### SOURCE PASSAGE
Journal

Sunday, April 04, 2004

Lemony Snicket, Scooby Doo, From Hell

I got this from Lemony "Daniel Handler" Snicket last night, and am posting it here with his permission, having first ransacked my address books for people I could forward it to who the Academy of Art might have heard of (according to Daniel Handler they got a letter of remonstrance from Salman Rushdie, and didn't recognise the name).

I'd read the San Francisco Chronicle story, and had meant to post a link to it here.

Hello all,
First of all let me apologize for the mass e-mail, but as some of you know there's been something going on that's a cause for concern. The Academy of Art University here in San Francisco - the biggest art school in the country - recently expelled a student for writing a violent short story, and then fired his instructor for teaching a story by David Foster Wallace the administration also found offensive.

As this story broke in the press (http://sfgate.com/cgi-bin/article.cgi?file=/chronicle/archive/2004/03/25/MNGI85QTK11.DTL) the school has responded by announcing stringent policies regarding the content of students' artwork (writing, visual art, film, video game design, etc.), what can be taught in the classroom, and who is allowed to speak on campus. This was brought home to me when an instructor at the college invited me to speak to his class (along with the fired teacher and a representative of the First Amendment Project) and I was physically barred from entering the building.

Obviously this is creepy and idiotic, and the First Amendment Project is (as usual) doing a bang-up job bringing these issues to the public. I'd love to add your name - and the names of anyone you forward this to - to a growing list of people who want this kind of nonsense to stop. On Wednesday, an instructor is inviting a horde of artists to speak on free expression, and we'll be presenting a list to the Academy saying "We support free expression and oppose the misguided policies you have recently adopted regarding what can and cannot be expressed at your institution." If you live in the Bay Area, and would like to come down, that'd be great, but in any case, I'd love it if you just hit the reply button so we can put your name below that statement.


Thanks,
Daniel Handler (aka Lemony Snicket)



...and, because I don't know if he wants it made public, I'm certainly not posting Daniel's e-mail here. If there's a website about this put up, I'll link to it. In the meantime, here's the University website.

(Several people have pointed out that it's a private university, by the way, not a public one. But any arts university to start defining what kind of subject for art is safe to make and what isn't is already in trouble.)

In the world of public education, we've got them banning the movie of 1776 from history classes for being too risque.

...

Meanwhile.... over the years, I've noticed some amazing origami-people in my signing lines. The kind of people who, to while away the boredom, make the most remarkable things out of sheets of paper or dollar bills, and then leave them with me when they get to the front of the line. (Not, mostly the dollar bills.)

For all of them, here is http://www.occn.zaq.ne.jp/raku/origami/index.htm. Because you never know when you'll need to make your own Ghiddrah.

...

### GIVEN RECORDS
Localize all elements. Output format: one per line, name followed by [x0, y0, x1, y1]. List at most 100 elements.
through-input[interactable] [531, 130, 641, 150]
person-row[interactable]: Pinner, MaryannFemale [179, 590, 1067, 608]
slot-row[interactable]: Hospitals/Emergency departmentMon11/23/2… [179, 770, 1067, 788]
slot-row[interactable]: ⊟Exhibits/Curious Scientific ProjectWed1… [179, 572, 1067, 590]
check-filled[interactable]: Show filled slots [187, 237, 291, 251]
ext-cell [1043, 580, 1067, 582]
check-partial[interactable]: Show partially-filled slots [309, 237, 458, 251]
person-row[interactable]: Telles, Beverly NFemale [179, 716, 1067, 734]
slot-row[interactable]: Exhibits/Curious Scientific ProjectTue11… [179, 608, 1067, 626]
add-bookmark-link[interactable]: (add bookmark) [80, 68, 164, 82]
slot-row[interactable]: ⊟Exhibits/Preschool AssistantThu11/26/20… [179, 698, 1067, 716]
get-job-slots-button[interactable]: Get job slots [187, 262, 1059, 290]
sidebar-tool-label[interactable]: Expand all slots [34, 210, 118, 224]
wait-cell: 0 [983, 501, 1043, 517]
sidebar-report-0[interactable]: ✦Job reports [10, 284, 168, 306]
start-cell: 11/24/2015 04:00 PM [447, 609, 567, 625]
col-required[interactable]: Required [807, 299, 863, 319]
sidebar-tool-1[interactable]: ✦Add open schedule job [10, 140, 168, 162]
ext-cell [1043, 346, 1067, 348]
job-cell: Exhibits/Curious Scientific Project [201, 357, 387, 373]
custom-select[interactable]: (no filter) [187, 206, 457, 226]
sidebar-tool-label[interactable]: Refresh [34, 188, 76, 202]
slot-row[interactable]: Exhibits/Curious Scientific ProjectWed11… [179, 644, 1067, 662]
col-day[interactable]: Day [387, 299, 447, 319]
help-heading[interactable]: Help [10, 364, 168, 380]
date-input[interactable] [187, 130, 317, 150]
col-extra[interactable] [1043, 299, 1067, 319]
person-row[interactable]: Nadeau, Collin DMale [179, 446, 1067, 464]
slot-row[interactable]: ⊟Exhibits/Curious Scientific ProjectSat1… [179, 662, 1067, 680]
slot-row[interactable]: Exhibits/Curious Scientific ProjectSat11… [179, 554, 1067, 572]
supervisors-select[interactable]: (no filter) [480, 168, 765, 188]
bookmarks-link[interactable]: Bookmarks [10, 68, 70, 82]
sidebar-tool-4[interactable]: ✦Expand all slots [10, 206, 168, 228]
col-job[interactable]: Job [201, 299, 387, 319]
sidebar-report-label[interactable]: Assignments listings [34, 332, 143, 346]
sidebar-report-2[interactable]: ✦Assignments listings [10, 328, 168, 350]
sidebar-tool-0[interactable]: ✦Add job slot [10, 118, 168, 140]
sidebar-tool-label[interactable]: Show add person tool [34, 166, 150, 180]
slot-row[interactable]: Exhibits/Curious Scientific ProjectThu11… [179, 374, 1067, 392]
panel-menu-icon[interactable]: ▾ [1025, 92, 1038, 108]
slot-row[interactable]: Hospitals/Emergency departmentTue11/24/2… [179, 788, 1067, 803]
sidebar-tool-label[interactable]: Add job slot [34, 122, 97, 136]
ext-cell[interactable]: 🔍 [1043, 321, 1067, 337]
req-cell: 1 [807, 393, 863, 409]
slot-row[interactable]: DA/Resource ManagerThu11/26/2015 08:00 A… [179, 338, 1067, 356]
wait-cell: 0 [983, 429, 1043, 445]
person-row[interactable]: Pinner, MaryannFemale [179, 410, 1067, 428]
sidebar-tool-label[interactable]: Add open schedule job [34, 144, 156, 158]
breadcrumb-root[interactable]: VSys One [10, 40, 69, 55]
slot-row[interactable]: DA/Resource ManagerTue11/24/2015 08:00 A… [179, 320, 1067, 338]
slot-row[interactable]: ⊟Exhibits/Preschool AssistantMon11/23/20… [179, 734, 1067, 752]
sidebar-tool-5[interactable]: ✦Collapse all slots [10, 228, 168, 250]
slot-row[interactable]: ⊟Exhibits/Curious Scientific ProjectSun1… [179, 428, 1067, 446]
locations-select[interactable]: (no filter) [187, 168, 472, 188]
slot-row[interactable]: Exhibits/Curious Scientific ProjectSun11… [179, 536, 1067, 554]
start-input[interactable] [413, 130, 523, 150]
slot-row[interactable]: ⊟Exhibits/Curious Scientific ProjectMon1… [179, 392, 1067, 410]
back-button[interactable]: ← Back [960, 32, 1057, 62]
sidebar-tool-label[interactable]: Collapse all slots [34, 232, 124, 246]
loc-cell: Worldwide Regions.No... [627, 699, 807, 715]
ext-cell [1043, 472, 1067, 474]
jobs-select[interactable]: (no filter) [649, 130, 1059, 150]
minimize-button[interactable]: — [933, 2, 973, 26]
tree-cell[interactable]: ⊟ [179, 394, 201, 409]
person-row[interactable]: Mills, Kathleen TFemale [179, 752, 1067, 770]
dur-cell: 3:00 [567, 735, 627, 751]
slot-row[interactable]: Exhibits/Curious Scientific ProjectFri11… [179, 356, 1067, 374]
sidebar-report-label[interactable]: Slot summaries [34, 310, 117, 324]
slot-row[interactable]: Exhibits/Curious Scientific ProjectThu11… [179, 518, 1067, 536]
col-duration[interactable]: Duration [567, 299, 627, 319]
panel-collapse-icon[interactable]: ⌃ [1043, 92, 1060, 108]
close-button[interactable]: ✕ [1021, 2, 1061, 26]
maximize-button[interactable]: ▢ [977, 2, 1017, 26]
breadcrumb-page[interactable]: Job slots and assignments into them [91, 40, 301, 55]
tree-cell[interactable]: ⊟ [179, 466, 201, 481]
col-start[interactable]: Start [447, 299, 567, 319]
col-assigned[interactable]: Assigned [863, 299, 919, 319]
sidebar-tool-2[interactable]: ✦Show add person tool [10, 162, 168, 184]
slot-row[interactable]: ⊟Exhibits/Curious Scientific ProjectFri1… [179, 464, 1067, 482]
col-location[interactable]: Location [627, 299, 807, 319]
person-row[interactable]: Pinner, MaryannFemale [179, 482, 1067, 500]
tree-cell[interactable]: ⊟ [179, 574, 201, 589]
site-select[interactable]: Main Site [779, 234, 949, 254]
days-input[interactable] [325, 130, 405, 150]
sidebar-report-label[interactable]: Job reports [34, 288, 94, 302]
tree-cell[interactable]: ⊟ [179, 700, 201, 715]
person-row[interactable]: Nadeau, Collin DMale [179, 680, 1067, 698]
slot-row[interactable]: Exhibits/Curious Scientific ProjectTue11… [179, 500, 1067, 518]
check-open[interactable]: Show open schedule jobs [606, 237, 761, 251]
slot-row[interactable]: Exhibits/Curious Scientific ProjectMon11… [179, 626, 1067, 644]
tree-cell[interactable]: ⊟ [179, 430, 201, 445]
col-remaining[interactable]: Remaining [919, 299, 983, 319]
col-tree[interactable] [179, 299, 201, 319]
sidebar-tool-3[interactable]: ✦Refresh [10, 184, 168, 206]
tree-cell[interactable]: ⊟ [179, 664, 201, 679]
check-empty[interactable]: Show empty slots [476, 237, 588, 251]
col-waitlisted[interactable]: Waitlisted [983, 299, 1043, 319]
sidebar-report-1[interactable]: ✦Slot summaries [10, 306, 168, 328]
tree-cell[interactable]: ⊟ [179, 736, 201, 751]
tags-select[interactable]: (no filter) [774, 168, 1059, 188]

### EXERCISE INSTRUCTIONS
**1)** In the journal entry, list every form of student artwork named in the parentheses that describe the new school policies.
**2)** Carry on the journal entry about the Academy of Art dispute and the origami link, starting after its last line.

### EXPECTED ANSWERS
**1)** Writing, visual art, film, video game design

**2)**
Took Maddy to the movies last night. We saw, at her request, Scooby Doo 2: Monsters Unleashed. Before we went I checked out the reviews at rottentomatoes.com, which were fairly uniformly awful (for example, The New York Times's "Scooby-Doo 2 looks like a Saturday morning cartoon and unfortunately feels like one, too," ) then saw the film, and was pleasantly surprised to discover it was, as these things go, a perfectly acceptable Scooby Doo movie, with, well, all the depth and complexity and characterisation we used to expect from the original, er, Saturday Morning cartoons; and not as irritatingly dire as the first movie (which I dozed through at a drive-in and then finished watching a year later on a plane). The Mystery Machine cast explored haunted places, ran away from ghosts, Velma lost her glasses, they unmasked the baddie at the end, etc. Maddy liked it enormously, in a nostalgic kind of way (well, she's nine. Her prime Scooby Doo years were 5-7). And I just found myself puzzled, given the sorry reviews, by what the various critics had been expecting, and what kind of reviews they would have hoped to be able to write... ("For the first Scooby Doo movie, they did the cartoon with live actors. This time they have thrown off the shackles of neo-realism, and Cassavetes-like, use the riders of the Mystery Machine to explore the inner monster within each one of us, making the statement 'And I would have got away with it too, if it wasn't for those meddling kids...' one that applies, unerringly, to us all -- from the children we were to the monsters we have become...." Or possibly, "In the latest film, Monsters Unleashed, Scooby Doo has become an idea, an abstract aspiration for Samantha and Eric (Judi Dench and Jim Broadbent ) as they walk the deserted beaches of an abandoned holiday resort, both "haunted" by the daughter who, we come to realise, may be dead, or may merely have gone to live in Poughkeepsie, leaving behind only an empty and frayed dog-leash from her childhood...")

...

Several people have written to me from Ireland to complain that the Blue Moon Theatre Company's "Jack The Ripper" is extensively plagiarised (plot and dialogue) from Alan Moore and Eddie Campbell's From Hell. (I think they've all written to me because Alan doesn't have e-mail.) One person seemed to think it a fairly good theatrical adaptation of "From Hell" and was just offended because the "writer" failed to mention its source material. So I mention it here, so that anyone who runs into the people who did it can ask them why they thought "From Hell" was public domain...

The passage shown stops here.